**GIVEN EXERCISE**. From the listing below, tally the lines that include "Temperatura". Return only the total.

**GIVEN DATA**.

--- --- ---

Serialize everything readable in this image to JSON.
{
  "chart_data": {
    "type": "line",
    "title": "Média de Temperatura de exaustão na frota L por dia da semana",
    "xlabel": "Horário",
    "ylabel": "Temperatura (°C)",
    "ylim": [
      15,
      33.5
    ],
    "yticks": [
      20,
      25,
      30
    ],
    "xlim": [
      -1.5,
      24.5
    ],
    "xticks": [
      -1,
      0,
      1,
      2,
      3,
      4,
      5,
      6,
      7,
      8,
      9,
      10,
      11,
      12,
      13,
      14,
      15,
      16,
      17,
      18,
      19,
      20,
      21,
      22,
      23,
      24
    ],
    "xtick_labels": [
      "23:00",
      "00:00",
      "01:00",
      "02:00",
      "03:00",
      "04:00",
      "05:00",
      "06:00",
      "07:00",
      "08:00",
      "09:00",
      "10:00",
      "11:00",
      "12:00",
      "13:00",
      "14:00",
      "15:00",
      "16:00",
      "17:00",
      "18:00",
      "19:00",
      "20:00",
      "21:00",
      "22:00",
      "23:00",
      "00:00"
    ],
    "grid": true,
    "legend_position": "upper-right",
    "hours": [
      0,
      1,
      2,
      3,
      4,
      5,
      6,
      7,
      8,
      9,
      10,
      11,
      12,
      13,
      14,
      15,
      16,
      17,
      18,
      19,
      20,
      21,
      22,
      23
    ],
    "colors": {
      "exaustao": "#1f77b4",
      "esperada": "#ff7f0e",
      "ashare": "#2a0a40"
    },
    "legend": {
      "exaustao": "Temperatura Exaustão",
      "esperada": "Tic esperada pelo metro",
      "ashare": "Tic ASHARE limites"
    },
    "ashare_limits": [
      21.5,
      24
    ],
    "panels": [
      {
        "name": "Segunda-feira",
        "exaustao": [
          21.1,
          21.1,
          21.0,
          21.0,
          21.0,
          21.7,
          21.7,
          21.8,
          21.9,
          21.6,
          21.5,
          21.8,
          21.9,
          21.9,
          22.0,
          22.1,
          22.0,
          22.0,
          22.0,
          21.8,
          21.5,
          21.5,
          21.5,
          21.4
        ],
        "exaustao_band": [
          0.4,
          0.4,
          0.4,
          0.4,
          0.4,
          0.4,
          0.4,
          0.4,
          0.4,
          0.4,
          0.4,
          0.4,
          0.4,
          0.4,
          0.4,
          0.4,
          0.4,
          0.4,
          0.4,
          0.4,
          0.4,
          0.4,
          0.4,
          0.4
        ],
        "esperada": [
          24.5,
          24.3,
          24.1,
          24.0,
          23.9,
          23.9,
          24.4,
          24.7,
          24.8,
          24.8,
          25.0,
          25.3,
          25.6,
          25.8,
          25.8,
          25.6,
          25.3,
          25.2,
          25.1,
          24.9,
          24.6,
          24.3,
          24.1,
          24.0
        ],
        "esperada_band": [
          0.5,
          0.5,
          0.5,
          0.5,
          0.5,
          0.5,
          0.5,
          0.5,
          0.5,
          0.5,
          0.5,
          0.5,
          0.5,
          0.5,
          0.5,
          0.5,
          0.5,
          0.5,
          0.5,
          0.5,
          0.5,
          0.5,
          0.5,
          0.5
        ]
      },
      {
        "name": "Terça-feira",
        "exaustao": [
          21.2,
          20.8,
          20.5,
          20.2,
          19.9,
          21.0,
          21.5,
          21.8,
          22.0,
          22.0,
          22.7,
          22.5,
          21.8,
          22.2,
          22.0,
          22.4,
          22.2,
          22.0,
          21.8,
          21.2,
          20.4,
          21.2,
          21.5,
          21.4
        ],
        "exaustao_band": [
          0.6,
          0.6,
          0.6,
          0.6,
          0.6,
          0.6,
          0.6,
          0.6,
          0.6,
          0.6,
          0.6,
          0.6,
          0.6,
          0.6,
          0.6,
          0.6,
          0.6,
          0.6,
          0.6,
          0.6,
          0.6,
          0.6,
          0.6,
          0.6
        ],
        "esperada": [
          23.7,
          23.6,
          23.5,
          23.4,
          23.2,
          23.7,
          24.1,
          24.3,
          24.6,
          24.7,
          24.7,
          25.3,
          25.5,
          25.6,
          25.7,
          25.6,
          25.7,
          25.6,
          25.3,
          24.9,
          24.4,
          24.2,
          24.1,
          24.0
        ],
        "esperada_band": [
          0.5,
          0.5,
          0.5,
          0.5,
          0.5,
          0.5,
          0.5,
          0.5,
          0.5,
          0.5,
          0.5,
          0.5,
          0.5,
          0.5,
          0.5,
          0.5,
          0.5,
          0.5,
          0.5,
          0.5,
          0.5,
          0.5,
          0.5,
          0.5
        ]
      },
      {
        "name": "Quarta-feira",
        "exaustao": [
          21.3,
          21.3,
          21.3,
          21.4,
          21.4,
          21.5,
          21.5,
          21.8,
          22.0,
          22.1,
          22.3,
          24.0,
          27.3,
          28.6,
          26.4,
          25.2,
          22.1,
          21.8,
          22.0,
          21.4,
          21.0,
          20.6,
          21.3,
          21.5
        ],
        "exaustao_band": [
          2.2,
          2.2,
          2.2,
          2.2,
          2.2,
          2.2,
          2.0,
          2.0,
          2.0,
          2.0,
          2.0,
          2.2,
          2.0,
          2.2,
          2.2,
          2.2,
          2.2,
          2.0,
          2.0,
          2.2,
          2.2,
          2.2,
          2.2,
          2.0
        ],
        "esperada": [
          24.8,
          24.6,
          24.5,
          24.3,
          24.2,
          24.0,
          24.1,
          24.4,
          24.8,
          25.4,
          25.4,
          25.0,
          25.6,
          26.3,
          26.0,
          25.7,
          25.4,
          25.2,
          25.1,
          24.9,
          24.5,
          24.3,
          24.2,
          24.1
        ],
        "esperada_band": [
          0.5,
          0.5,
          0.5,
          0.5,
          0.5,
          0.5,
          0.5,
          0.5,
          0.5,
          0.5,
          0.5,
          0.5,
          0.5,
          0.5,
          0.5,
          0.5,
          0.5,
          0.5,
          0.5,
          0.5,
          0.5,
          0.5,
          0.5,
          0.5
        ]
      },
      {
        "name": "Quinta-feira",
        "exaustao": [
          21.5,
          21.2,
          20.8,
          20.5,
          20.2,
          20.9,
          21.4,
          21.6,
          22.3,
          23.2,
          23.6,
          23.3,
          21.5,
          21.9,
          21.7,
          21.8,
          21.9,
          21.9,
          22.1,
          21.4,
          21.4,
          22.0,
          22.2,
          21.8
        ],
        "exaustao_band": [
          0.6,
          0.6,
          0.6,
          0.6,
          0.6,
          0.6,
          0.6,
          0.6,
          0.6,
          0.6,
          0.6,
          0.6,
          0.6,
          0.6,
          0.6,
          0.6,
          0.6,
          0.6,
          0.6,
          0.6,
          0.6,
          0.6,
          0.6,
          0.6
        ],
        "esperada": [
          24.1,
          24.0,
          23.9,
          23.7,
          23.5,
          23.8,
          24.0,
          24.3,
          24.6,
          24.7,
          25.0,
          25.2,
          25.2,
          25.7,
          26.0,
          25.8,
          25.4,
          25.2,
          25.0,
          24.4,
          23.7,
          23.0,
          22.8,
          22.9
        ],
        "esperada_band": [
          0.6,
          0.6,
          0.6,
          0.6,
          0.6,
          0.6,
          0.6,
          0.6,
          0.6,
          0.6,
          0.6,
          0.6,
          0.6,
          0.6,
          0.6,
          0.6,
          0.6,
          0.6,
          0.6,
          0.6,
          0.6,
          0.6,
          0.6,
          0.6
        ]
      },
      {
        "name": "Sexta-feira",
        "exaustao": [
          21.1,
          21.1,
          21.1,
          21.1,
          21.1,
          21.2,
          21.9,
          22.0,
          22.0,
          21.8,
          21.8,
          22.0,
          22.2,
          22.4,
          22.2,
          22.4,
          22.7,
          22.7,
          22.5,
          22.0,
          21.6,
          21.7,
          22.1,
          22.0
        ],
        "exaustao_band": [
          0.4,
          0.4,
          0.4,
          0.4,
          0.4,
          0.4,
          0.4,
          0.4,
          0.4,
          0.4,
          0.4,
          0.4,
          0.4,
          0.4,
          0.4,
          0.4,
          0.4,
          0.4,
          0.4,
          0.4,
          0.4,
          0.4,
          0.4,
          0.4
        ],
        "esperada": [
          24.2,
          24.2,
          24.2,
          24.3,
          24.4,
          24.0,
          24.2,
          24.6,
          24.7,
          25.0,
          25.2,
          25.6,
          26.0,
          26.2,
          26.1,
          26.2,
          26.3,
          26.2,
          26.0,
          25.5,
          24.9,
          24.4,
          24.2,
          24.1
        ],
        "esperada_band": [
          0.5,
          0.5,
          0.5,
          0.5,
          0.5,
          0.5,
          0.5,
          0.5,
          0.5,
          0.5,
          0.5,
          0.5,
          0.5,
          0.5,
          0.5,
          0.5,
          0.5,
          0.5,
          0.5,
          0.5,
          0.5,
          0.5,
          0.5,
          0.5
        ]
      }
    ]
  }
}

--- --- ---

**SOLUTION FOR THIS PROBLEM**. 3